■ Source data ■
## BEGIN

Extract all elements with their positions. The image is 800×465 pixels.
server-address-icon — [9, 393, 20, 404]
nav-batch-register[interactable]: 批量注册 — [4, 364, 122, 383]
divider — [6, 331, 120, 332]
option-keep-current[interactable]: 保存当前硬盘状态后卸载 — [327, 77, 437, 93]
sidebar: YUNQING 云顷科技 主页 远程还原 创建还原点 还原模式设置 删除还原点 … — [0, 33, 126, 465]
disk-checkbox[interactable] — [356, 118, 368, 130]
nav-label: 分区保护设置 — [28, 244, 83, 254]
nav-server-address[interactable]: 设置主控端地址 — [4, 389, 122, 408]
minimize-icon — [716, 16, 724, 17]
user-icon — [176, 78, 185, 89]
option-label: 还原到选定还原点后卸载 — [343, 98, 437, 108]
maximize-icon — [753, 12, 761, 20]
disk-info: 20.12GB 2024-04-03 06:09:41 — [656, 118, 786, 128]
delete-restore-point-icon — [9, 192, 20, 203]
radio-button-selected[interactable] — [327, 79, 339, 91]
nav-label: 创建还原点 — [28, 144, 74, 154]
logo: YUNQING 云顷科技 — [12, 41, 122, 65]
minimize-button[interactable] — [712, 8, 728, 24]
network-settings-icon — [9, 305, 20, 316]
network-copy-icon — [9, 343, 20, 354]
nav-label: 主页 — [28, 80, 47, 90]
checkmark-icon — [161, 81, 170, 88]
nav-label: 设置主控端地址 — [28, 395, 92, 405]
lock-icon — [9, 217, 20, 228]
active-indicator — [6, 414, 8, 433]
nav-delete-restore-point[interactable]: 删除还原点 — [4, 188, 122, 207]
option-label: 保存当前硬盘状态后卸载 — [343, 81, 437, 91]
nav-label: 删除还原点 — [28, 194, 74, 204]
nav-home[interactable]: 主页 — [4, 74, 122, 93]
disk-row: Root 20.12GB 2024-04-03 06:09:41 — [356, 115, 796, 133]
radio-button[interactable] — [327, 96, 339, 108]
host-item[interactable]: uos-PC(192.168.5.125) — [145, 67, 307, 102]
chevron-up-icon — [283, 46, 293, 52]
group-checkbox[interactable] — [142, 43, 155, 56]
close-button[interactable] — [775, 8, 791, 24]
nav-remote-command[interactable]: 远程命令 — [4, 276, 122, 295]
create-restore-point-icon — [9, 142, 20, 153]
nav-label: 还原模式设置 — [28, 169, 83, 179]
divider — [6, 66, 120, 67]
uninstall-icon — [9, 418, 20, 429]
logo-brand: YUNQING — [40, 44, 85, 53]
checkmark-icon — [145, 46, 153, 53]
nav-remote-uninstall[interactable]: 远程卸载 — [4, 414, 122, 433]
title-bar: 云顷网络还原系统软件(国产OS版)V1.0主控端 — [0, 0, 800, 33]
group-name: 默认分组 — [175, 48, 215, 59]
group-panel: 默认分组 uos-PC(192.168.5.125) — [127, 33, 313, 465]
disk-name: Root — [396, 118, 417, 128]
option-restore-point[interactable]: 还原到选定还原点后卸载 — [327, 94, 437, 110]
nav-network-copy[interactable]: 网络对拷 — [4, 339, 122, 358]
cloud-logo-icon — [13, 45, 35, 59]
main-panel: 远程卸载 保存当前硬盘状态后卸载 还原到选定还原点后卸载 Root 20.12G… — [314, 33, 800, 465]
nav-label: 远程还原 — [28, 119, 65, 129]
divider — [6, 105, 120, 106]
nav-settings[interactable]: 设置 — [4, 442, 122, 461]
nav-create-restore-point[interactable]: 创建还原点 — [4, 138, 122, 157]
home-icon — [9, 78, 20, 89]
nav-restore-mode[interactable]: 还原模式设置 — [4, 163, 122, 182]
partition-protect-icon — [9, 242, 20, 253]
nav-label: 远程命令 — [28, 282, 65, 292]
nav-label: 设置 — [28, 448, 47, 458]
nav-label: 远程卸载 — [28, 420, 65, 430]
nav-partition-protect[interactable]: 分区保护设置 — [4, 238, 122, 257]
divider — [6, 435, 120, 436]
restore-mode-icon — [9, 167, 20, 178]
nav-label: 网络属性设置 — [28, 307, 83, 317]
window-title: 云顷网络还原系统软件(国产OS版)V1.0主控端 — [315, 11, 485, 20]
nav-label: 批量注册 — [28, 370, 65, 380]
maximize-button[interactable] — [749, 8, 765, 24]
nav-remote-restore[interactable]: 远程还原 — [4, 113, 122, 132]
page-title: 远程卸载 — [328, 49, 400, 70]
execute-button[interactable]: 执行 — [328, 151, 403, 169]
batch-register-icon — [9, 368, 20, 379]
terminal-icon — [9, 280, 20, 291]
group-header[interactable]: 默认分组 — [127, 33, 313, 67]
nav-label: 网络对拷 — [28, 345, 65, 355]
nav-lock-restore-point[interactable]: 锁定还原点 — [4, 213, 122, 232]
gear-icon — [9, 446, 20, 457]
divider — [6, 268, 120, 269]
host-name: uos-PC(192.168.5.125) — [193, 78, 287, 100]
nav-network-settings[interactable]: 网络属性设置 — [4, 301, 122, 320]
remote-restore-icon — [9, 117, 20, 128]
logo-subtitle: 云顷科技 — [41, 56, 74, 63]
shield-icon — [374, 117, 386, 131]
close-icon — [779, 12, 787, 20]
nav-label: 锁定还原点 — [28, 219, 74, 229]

## END

■ PROBLEM DESCRIPTION ■
Set down the records word for word, from the start through the line that contains "checkmark-icon — [161, 81, 170, 88]", with both ends included.

■ EXPECTED OUTPUT ■
Extract all elements with their positions. The image is 800×465 pixels.
server-address-icon — [9, 393, 20, 404]
nav-batch-register[interactable]: 批量注册 — [4, 364, 122, 383]
divider — [6, 331, 120, 332]
option-keep-current[interactable]: 保存当前硬盘状态后卸载 — [327, 77, 437, 93]
sidebar: YUNQING 云顷科技 主页 远程还原 创建还原点 还原模式设置 删除还原点 … — [0, 33, 126, 465]
disk-checkbox[interactable] — [356, 118, 368, 130]
nav-label: 分区保护设置 — [28, 244, 83, 254]
nav-server-address[interactable]: 设置主控端地址 — [4, 389, 122, 408]
minimize-icon — [716, 16, 724, 17]
user-icon — [176, 78, 185, 89]
option-label: 还原到选定还原点后卸载 — [343, 98, 437, 108]
maximize-icon — [753, 12, 761, 20]
disk-info: 20.12GB 2024-04-03 06:09:41 — [656, 118, 786, 128]
delete-restore-point-icon — [9, 192, 20, 203]
radio-button-selected[interactable] — [327, 79, 339, 91]
nav-label: 创建还原点 — [28, 144, 74, 154]
logo: YUNQING 云顷科技 — [12, 41, 122, 65]
minimize-button[interactable] — [712, 8, 728, 24]
network-settings-icon — [9, 305, 20, 316]
network-copy-icon — [9, 343, 20, 354]
nav-label: 主页 — [28, 80, 47, 90]
checkmark-icon — [161, 81, 170, 88]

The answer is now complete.